Instructions to follow
Read the lines below. Copy out any that hold the string "населения".

Stored items from a collection
==================================================
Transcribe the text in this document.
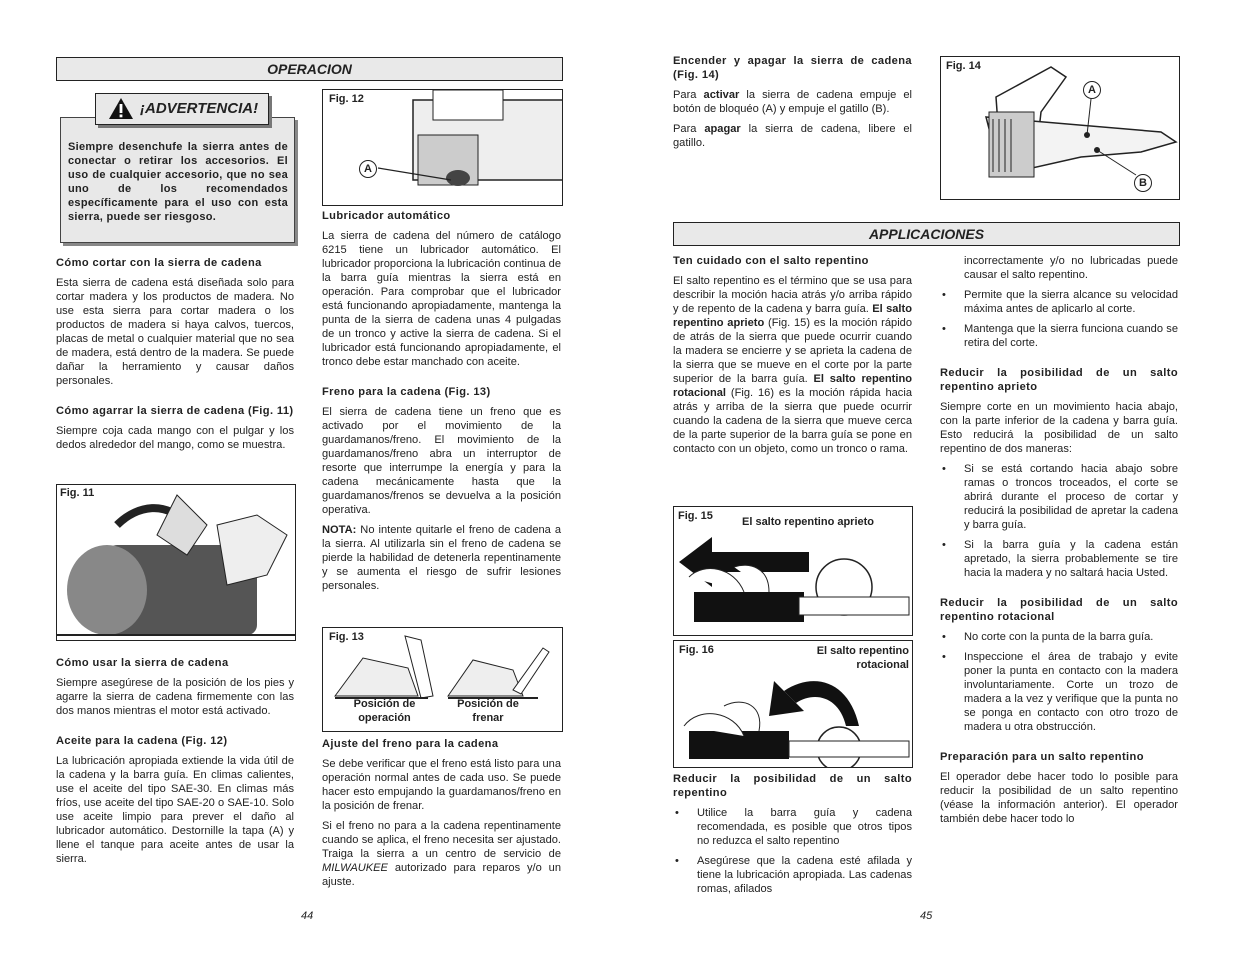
OPERACION
Siempre desenchufe la sierra antes de conectar o retirar los accesorios. El uso de cualquier accesorio, que no sea uno de los recomendados específicamente para el uso con esta sierra, puede ser riesgoso.
¡ADVERTENCIA!
Cómo cortar con la sierra de cadena

Esta sierra de cadena está diseñada solo para cortar madera y los productos de madera. No use esta sierra para cortar madera o los productos de madera si haya calvos, tuercos, placas de metal o cualquier material que no sea de madera, está dentro de la madera. Se puede dañar la herramiento y causar daños personales.

Cómo agarrar la sierra de cadena (Fig. 11)

Siempre coja cada mango con el pulgar y los dedos alrededor del mango, como se muestra.

Fig. 11
Cómo usar la sierra de cadena

Siempre asegúrese de la posición de los pies y agarre la sierra de cadena firmemente con las dos manos mientras el motor está activado.

Aceite para la cadena (Fig. 12)

La lubricación apropiada extiende la vida útil de la cadena y la barra guía. En climas calientes, use el aceite del tipo SAE-30. En climas más fríos, use aceite del tipo SAE-20 o SAE-10. Solo use aceite limpio para prever el daño al lubricador automático. Destornille la tapa (A) y llene el tanque para aceite antes de usar la sierra.

Fig. 12
A
Lubricador automático

La sierra de cadena del número de catálogo 6215 tiene un lubricador automático. El lubricador proporciona la lubricación continua de la barra guía mientras la sierra está en operación. Para comprobar que el lubricador está funcionando apropiadamente, mantenga la punta de la sierra de cadena unas 4 pulgadas de un tronco y active la sierra de cadena. Si el lubricador está funcionando apropiadamente, el tronco debe estar manchado con aceite.

Freno para la cadena (Fig. 13)

El sierra de cadena tiene un freno que es activado por el movimiento de la guardamanos/freno. El movimiento de la guardamanos/freno abra un interruptor de resorte que interrumpe la energía y para la cadena mecánicamente hasta que la guardamanos/frenos se devuelva a la posición operativa.

NOTA: No intente quitarle el freno de cadena a la sierra. Al utilizarla sin el freno de cadena se pierde la habilidad de detenerla repentinamente y se aumenta el riesgo de sufrir lesiones personales.

Fig. 13
Posición de operación
Posición de frenar
Ajuste del freno para la cadena

Se debe verificar que el freno está listo para una operación normal antes de cada uso. Se puede hacer esto empujando la guardamanos/freno en la posición de frenar.

Si el freno no para a la cadena repentinamente cuando se aplica, el freno necesita ser ajustado. Traiga la sierra a un centro de servicio de MILWAUKEE autorizado para reparos y/o un ajuste.

44
Encender y apagar la sierra de cadena (Fig. 14)

Para activar la sierra de cadena empuje el botón de bloquéo (A) y empuje el gatillo (B).

Para apagar la sierra de cadena, libere el gatillo.

Fig. 14
A
B
APPLICACIONES
Ten cuidado con el salto repentino

El salto repentino es el término que se usa para describir la moción hacia atrás y/o arriba rápido y de repento de la cadena y barra guía. El salto repentino aprieto (Fig. 15) es la moción rápido de atrás de la sierra que puede ocurrir cuando la madera se encierre y se aprieta la cadena de la sierra que se mueve en el corte por la parte superior de la barra guía. El salto repentino rotacional (Fig. 16) es la moción rápida hacia atrás y arriba de la sierra que puede ocurrir cuando la cadena de la sierra que mueve cerca de la parte superior de la barra guía se pone en contacto con un objeto, como un tronco o rama.

Fig. 15	El salto repentino aprieto
Fig. 16	El salto repentino rotacional
Reducir la posibilidad de un salto repentino
• Utilice la barra guía y cadena recomendada, es posible que otros tipos no reduzca el salto repentino
• Asegúrese que la cadena esté afilada y tiene la lubricación apropiada. Las cadenas romas, afilados

incorrectamente y/o no lubricadas puede causar el salto repentino.

• Permite que la sierra alcance su velocidad máxima antes de aplicarlo al corte.
• Mantenga que la sierra funciona cuando se retira del corte.
Reducir la posibilidad de un salto repentino aprieto

Siempre corte en un movimiento hacia abajo, con la parte inferior de la cadena y barra guía. Esto reducirá la posibilidad de un salto repentino de dos maneras:

• Si se está cortando hacia abajo sobre ramas o troncos troceados, el corte se abrirá durante el proceso de cortar y reducirá la posibilidad de apretar la cadena y barra guía.
• Si la barra guía y la cadena están apretado, la sierra probablemente se tire hacia la madera y no saltará hacia Usted.
Reducir la posibilidad de un salto repentino rotacional
• No corte con la punta de la barra guía.
• Inspeccione el área de trabajo y evite poner la punta en contacto con la madera involuntariamente. Corte un trozo de madera a la vez y verifique que la punta no se ponga en contacto con otro trozo de madera u otra obstrucción.
Preparación para un salto repentino

El operador debe hacer todo lo posible para reducir la posibilidad de un salto repentino (véase la información anterior). El operador también debe hacer todo lo

45
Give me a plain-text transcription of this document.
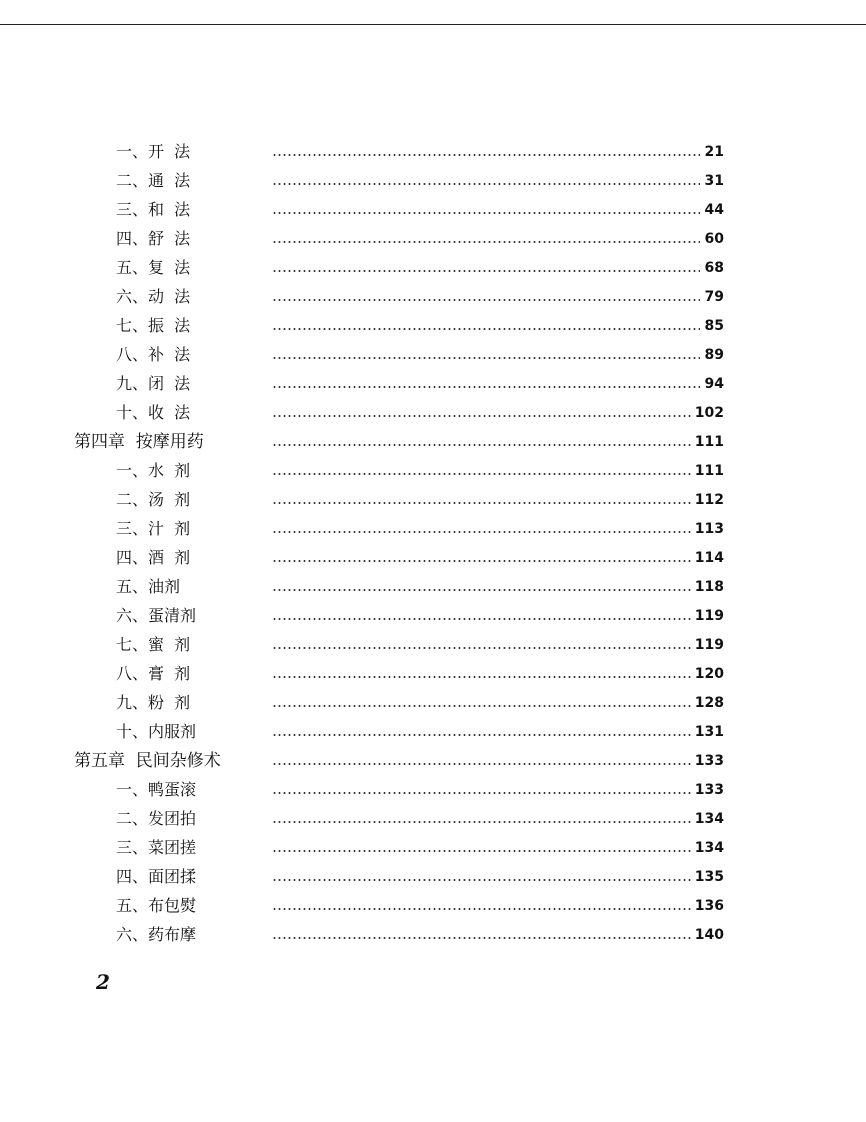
一、开  法	21
二、通  法	31
三、和  法	44
四、舒  法	60
五、复  法	68
六、动  法	79
七、振  法	85
八、补  法	89
九、闭  法	94
十、收  法	102
第四章  按摩用药	111
一、水  剂	111
二、汤  剂	112
三、汁  剂	113
四、酒  剂	114
五、油剂	118
六、蛋清剂	119
七、蜜  剂	119
八、膏  剂	120
九、粉  剂	128
十、内服剂	131
第五章  民间杂修术	133
一、鸭蛋滚	133
二、发团拍	134
三、菜团搓	134
四、面团揉	135
五、布包熨	136
六、药布摩	140
2
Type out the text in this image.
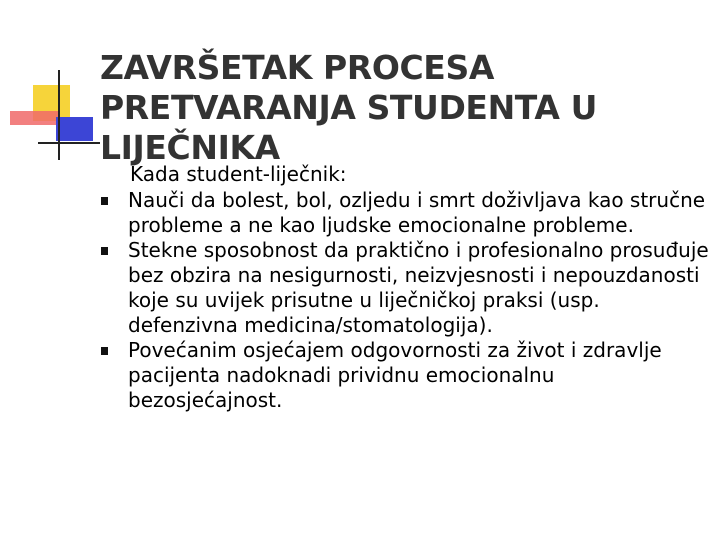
ZAVRŠETAK PROCESA PRETVARANJA STUDENTA U LIJEČNIKA

Kada student-liječnik:

Nauči da bolest, bol, ozljedu i smrt doživljava kao stručne probleme a ne kao ljudske emocionalne probleme.
Stekne sposobnost da praktično i profesionalno prosuđuje bez obzira na nesigurnosti, neizvjesnosti i nepouzdanosti koje su uvijek prisutne u liječničkoj praksi (usp. defenzivna medicina/stomatologija).
Povećanim osjećajem odgovornosti za život i zdravlje pacijenta nadoknadi prividnu emocionalnu bezosjećajnost.
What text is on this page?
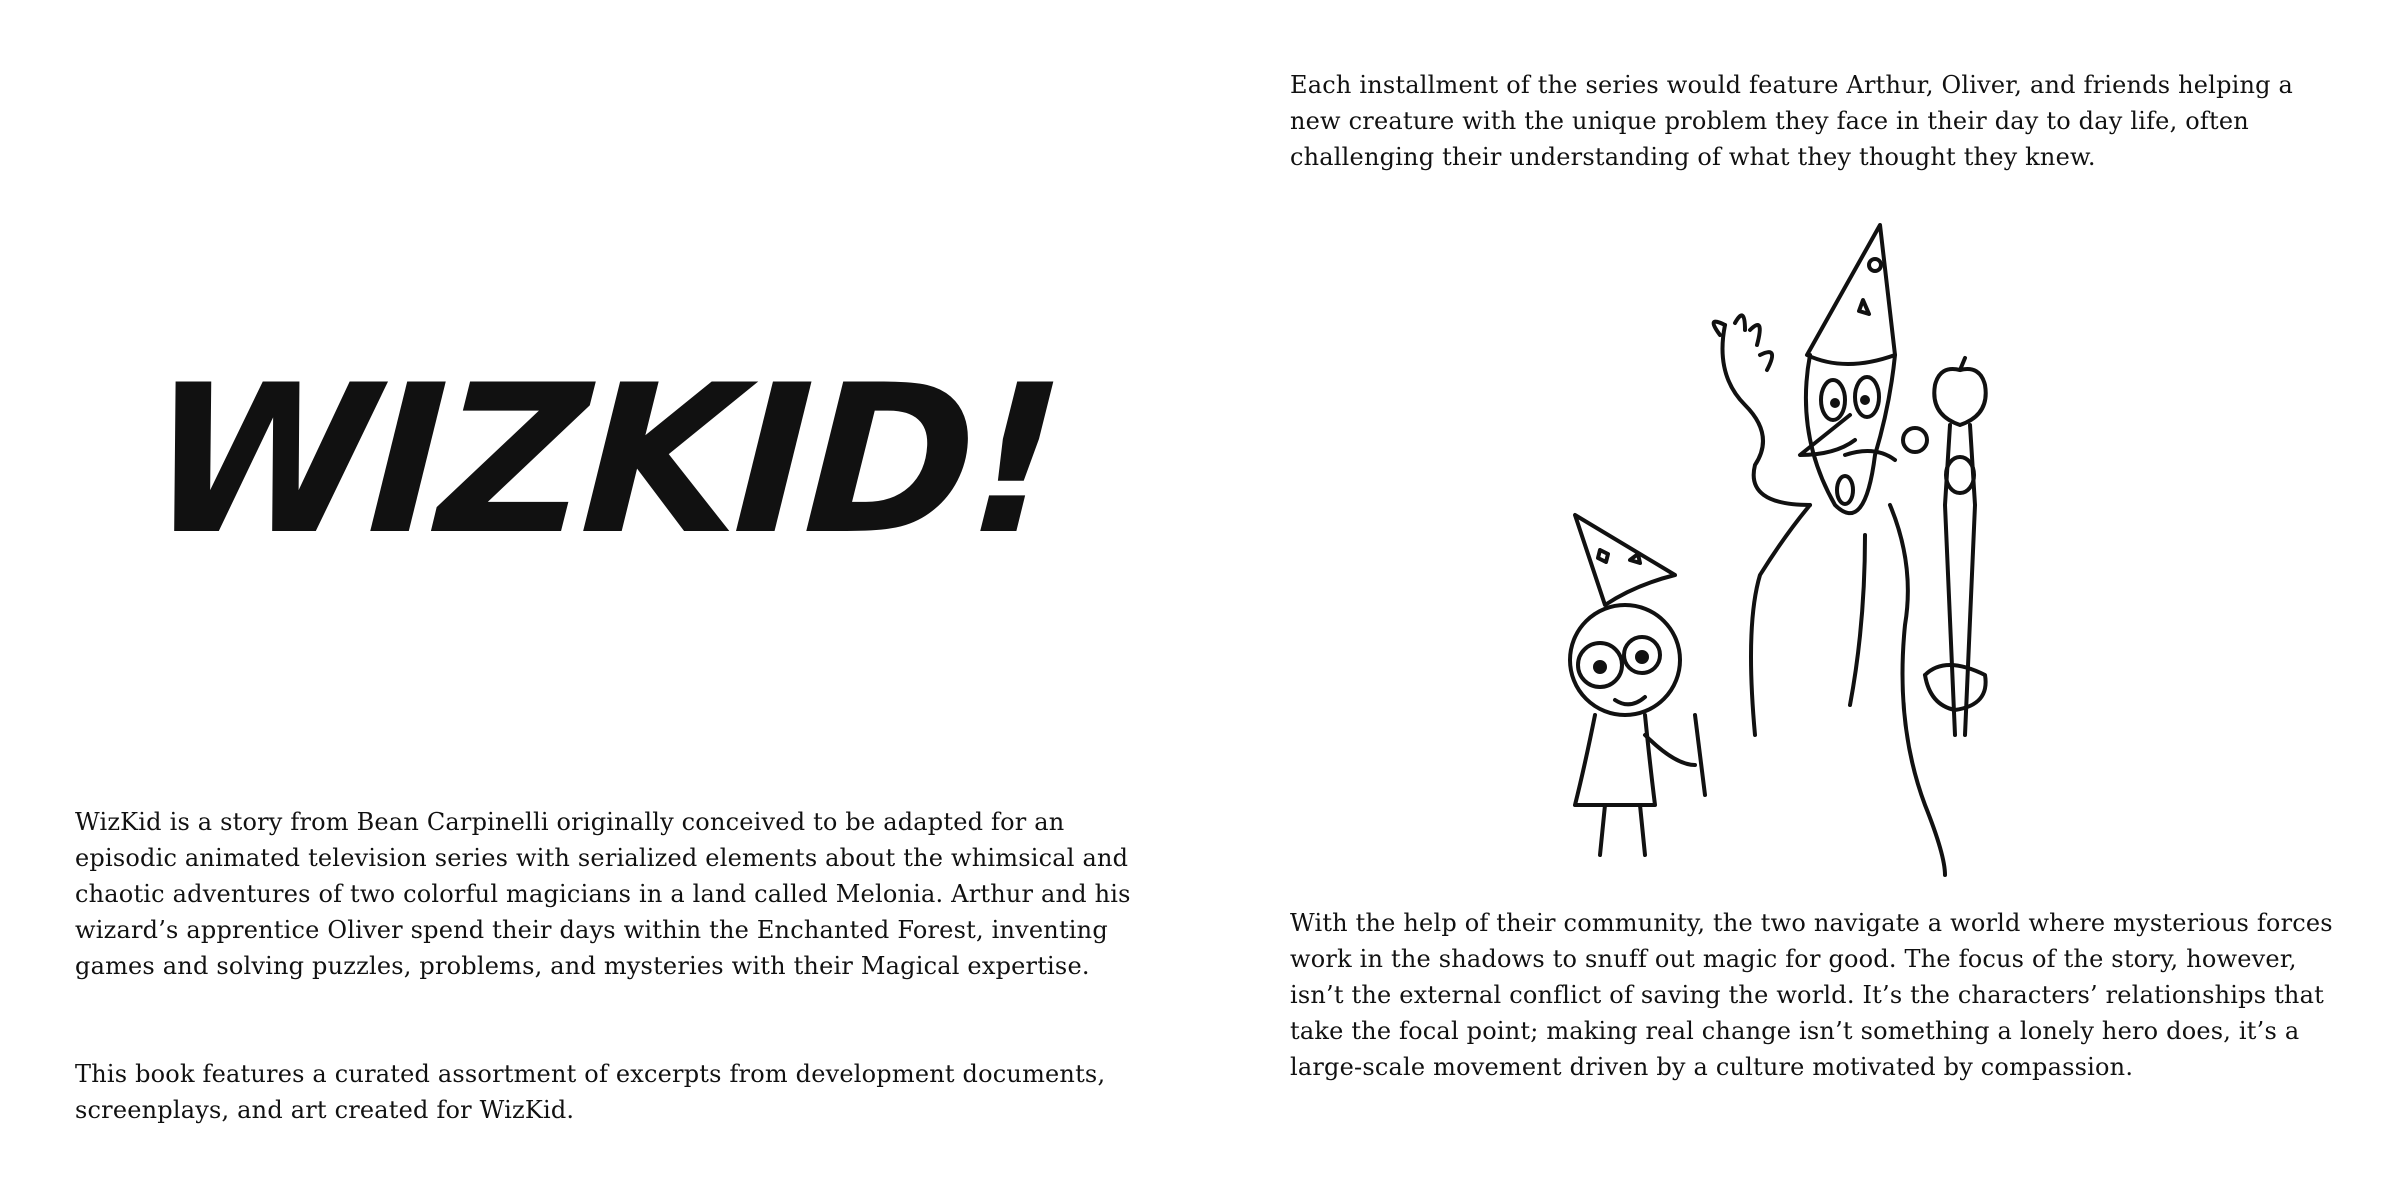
WIZKID!

WizKid is a story from Bean Carpinelli originally conceived to be adapted for an episodic animated television series with serialized elements about the whimsical and chaotic adventures of two colorful magicians in a land called Melonia. Arthur and his wizard’s apprentice Oliver spend their days within the Enchanted Forest, inventing games and solving puzzles, problems, and mysteries with their Magical expertise.

This book features a curated assortment of excerpts from development documents, screenplays, and art created for WizKid.

Each installment of the series would feature Arthur, Oliver, and friends helping a new creature with the unique problem they face in their day to day life, often challenging their understanding of what they thought they knew.

With the help of their community, the two navigate a world where mysterious forces work in the shadows to snuff out magic for good. The focus of the story, however, isn’t the external conflict of saving the world. It’s the characters’ relationships that take the focal point; making real change isn’t something a lonely hero does, it’s a large-scale movement driven by a culture motivated by compassion.
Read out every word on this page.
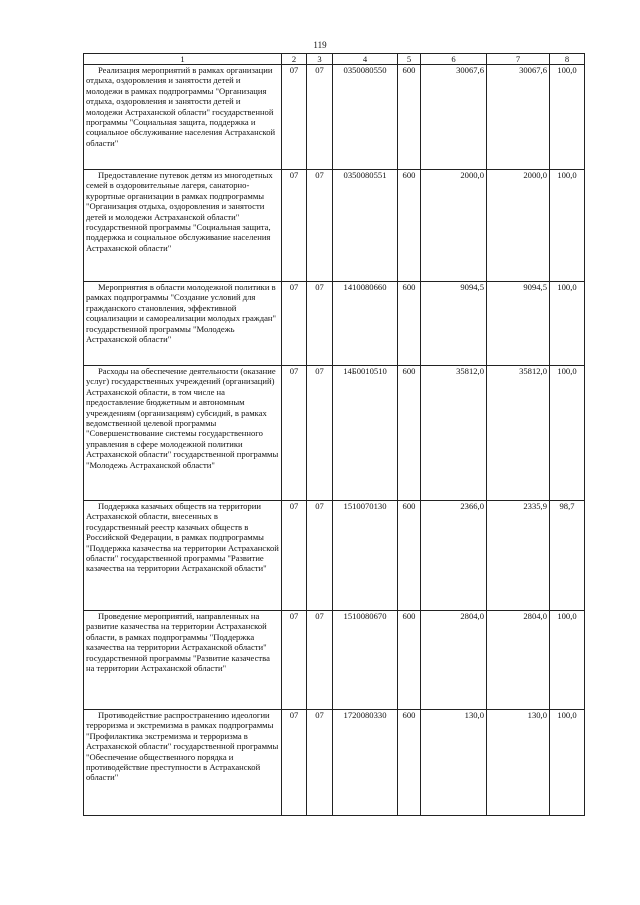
119
1	2	3	4	5	6	7	8
Реализация мероприятий в рамках организации отдыха, оздоровления и занятости детей и молодежи в рамках подпрограммы "Организация отдыха, оздоровления и занятости детей и молодежи Астраханской области" государственной программы "Социальная защита, поддержка и социальное обслуживание населения Астраханской области"	07	07	0350080550	600	30067,6	30067,6	100,0
Предоставление путевок детям из многодетных семей в оздоровительные лагеря, санаторно-курортные организации в рамках подпрограммы "Организация отдыха, оздоровления и занятости детей и молодежи Астраханской области" государственной программы "Социальная защита, поддержка и социальное обслуживание населения Астраханской области"	07	07	0350080551	600	2000,0	2000,0	100,0
Мероприятия в области молодежной политики в рамках подпрограммы "Создание условий для гражданского становления, эффективной социализации и самореализации молодых граждан" государственной программы "Молодежь Астраханской области"	07	07	1410080660	600	9094,5	9094,5	100,0
Расходы на обеспечение деятельности (оказание услуг) государственных учреждений (организаций) Астраханской области, в том числе на предоставление бюджетным и автономным учреждениям (организациям) субсидий, в рамках ведомственной целевой программы "Совершенствование системы государственного управления в сфере молодежной политики Астраханской области" государственной программы "Молодежь Астраханской области"	07	07	14Б0010510	600	35812,0	35812,0	100,0
Поддержка казачьих обществ на территории Астраханской области, внесенных в государственный реестр казачьих обществ в Российской Федерации, в рамках подпрограммы "Поддержка казачества на территории Астраханской области" государственной программы "Развитие казачества на территории Астраханской области"	07	07	1510070130	600	2366,0	2335,9	98,7
Проведение мероприятий, направленных на развитие казачества на территории Астраханской области, в рамках подпрограммы "Поддержка казачества на территории Астраханской области" государственной программы "Развитие казачества на территории Астраханской области"	07	07	1510080670	600	2804,0	2804,0	100,0
Противодействие распространению идеологии терроризма и экстремизма в рамках подпрограммы "Профилактика экстремизма и терроризма в Астраханской области" государственной программы "Обеспечение общественного порядка и противодействие преступности в Астраханской области"	07	07	1720080330	600	130,0	130,0	100,0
==================================================
Task result
Реализация мероприятий в рамках организации отдыха, оздоровления и занятости детей и молодежи в рамках подпрограммы "Организация отдыха, оздоровления и занятости детей и молодежи Астраханской области" государственной программы "Социальная защита, поддержка и социальное обслуживание населения Астраханской области"	07	07	0350080550	600	30067,6	30067,6	100,0
Предоставление путевок детям из многодетных семей в оздоровительные лагеря, санаторно-курортные организации в рамках подпрограммы "Организация отдыха, оздоровления и занятости детей и молодежи Астраханской области" государственной программы "Социальная защита, поддержка и социальное обслуживание населения Астраханской области"	07	07	0350080551	600	2000,0	2000,0	100,0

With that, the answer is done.